##### Quoted passage #####

4 Relationship of flare occurrence to current helicity

4.1 Current helicity and flare kernels in AR 6233

Active region 6233 was a flare-productive region which was located near the disk center (N13, W04) on August 30, 1990. Observations of this region, including a study of the morphological relationship between vertical electric currents and chromospheric flare phenomena, can be found in Wang et al. (1996) (also see de La Beaujardière et al. 1993); while the correlation of its magnetic separatrices with flare manifestations has been studied by Mandrini et al. (1995).

  

Figure 1: a) A photospheric image of NOAA Active Region 6233 on 30 August 1990. b, c) H$_{\beta}$ filtergrams of this region at 01:58 UT and 04:34 UT on the same day. The dark patches are sunspots, while the bright patches are flare kernels. North is at the top, and West is to the right

In this section we discuss how the distribution of current helicity in AR 6233 changes in the areas where flares occurred. To illustrate its general configuration, a photospheric image of the active region is shown in Fig. 1a; while Figs. 1b and 1c are H$_{\beta}$ filtergrams of two flares to be discussed, a SN/M1.2 flare at 01:58 UT and a SN/M1.0 flare at 04:34 UT on August 30.

  

Figure 2: Time sequence of the distribution of current helicity density in NOAA Active Region 6233 on 30 August 1990. The solid (dotted) contours correspond to positive (negative) current helicity of 0.07, 0.12, 0.20, and 0.40 G2 m-1. The bold contours represent two flares occurred at 01:58 UT and 04:34 UT respectively

Figure 2 shows a time sequence of the distribution of current helicity from 00:57 UT to 06:28 UT on the day. Note that only significant current helicity densities ($\geq 10$$\sigma_{h_{\rm c}}$) are displayed in Fig. 2. Thus, any little changes shown are thought to be due to a true change of current helicity itself rather than from noise or error. The bold contours in Fig. 2b and Fig. 2d represent the brightenings of the flare F₁ and the flare F₂, respectively. The H$_{\beta}$ filtergrams of these two flares can be seen in Figs. 1b and 1c. For a convenient description, the active region is partitioned into three parts, panels A, B and C (see Fig. 2a).

##### Records #####

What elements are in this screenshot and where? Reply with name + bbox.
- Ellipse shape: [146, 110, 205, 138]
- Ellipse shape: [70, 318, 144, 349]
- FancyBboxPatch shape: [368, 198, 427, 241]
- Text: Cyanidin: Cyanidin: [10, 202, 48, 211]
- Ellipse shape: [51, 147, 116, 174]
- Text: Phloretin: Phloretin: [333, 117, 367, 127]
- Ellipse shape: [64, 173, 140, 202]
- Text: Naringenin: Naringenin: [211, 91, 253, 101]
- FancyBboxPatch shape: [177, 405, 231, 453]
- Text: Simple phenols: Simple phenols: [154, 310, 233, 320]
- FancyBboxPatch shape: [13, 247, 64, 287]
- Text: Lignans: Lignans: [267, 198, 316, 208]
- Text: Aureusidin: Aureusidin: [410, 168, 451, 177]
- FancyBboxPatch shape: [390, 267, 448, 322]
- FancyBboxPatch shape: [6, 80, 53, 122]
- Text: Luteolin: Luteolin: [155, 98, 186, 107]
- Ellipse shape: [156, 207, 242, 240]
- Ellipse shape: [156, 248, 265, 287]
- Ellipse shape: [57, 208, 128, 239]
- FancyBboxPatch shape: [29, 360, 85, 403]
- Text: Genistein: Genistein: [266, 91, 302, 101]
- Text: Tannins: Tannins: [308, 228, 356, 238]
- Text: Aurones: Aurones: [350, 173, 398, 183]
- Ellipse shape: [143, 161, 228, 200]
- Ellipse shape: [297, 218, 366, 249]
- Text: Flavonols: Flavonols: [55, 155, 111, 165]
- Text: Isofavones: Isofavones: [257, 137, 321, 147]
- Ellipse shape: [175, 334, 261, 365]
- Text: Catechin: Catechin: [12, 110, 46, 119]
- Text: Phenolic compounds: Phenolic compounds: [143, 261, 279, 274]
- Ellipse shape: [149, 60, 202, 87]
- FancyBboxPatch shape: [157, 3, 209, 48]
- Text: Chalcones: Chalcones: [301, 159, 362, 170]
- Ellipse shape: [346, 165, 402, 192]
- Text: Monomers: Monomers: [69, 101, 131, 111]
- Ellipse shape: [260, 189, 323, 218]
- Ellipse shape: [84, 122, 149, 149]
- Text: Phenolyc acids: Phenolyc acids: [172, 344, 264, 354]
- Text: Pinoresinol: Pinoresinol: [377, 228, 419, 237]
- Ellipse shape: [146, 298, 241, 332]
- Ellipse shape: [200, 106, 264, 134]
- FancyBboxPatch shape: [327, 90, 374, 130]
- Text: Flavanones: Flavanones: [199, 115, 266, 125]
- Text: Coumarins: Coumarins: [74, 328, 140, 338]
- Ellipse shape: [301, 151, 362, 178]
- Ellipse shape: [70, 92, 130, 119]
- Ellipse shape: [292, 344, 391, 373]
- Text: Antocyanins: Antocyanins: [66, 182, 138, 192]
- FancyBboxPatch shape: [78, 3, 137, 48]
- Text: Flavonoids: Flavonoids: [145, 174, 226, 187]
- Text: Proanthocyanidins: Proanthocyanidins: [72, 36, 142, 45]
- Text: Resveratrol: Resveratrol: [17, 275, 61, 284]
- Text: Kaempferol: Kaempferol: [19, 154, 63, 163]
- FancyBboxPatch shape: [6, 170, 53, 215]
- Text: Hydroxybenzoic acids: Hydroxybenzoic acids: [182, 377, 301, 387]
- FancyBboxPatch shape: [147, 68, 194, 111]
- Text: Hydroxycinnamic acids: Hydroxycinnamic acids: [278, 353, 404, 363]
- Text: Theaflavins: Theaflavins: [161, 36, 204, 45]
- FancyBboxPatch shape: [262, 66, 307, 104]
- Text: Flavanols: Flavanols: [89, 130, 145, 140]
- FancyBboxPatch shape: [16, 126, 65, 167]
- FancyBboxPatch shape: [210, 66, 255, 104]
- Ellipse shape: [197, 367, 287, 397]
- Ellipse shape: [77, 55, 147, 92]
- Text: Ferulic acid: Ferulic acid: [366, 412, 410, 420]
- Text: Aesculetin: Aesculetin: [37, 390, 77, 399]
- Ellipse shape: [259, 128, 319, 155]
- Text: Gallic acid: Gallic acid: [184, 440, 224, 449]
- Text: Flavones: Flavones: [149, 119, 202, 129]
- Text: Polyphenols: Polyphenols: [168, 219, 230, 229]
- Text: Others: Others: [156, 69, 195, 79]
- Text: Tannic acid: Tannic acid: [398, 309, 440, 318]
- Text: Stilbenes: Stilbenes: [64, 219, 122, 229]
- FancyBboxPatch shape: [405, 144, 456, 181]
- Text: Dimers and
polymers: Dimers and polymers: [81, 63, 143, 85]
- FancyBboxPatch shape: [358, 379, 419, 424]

#####
##### Records #####

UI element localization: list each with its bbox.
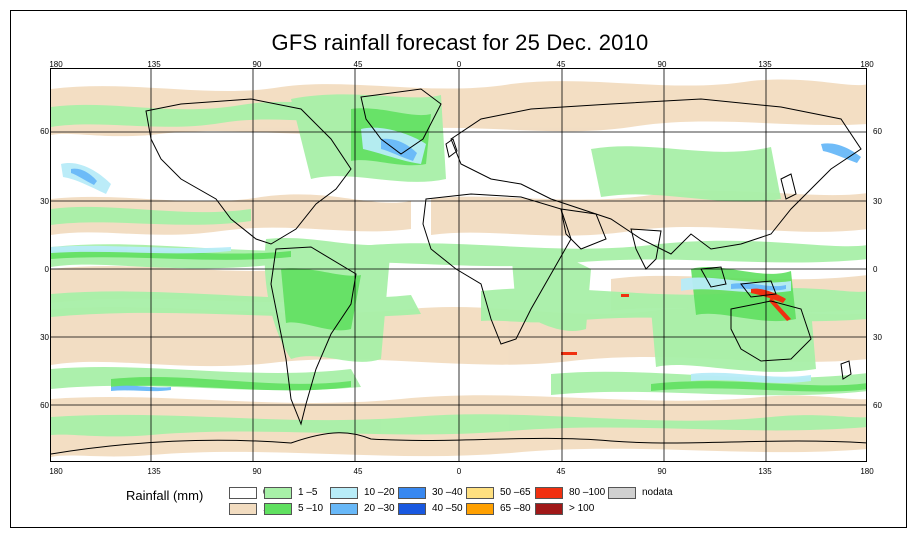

#####

▸ **What this exercise asks**:
A - Copy the stretch of the text on current helicity and flare occurrence from "Active region 6233 was" through "Mandrini et al. (1995)." word for word.
B - Write out the entries' lines from the line that contains "What elements are" through the line that contains "- Ellipse shape: [64, 173, 140, 202]", both included, with nothing changed.

▸ **Answer set**:
A -
Active region 6233 was a flare-productive region which was located near the disk center (N13, W04) on August 30, 1990. Observations of this region, including a study of the morphological relationship between vertical electric currents and chromospheric flare phenomena, can be found in Wang et al. (1996) (also see de La Beaujardière et al. 1993); while the correlation of its magnetic separatrices with flare manifestations has been studied by Mandrini et al. (1995).

B -
What elements are in this screenshot and where? Reply with name + bbox.
- Ellipse shape: [146, 110, 205, 138]
- Ellipse shape: [70, 318, 144, 349]
- FancyBboxPatch shape: [368, 198, 427, 241]
- Text: Cyanidin: Cyanidin: [10, 202, 48, 211]
- Ellipse shape: [51, 147, 116, 174]
- Text: Phloretin: Phloretin: [333, 117, 367, 127]
- Ellipse shape: [64, 173, 140, 202]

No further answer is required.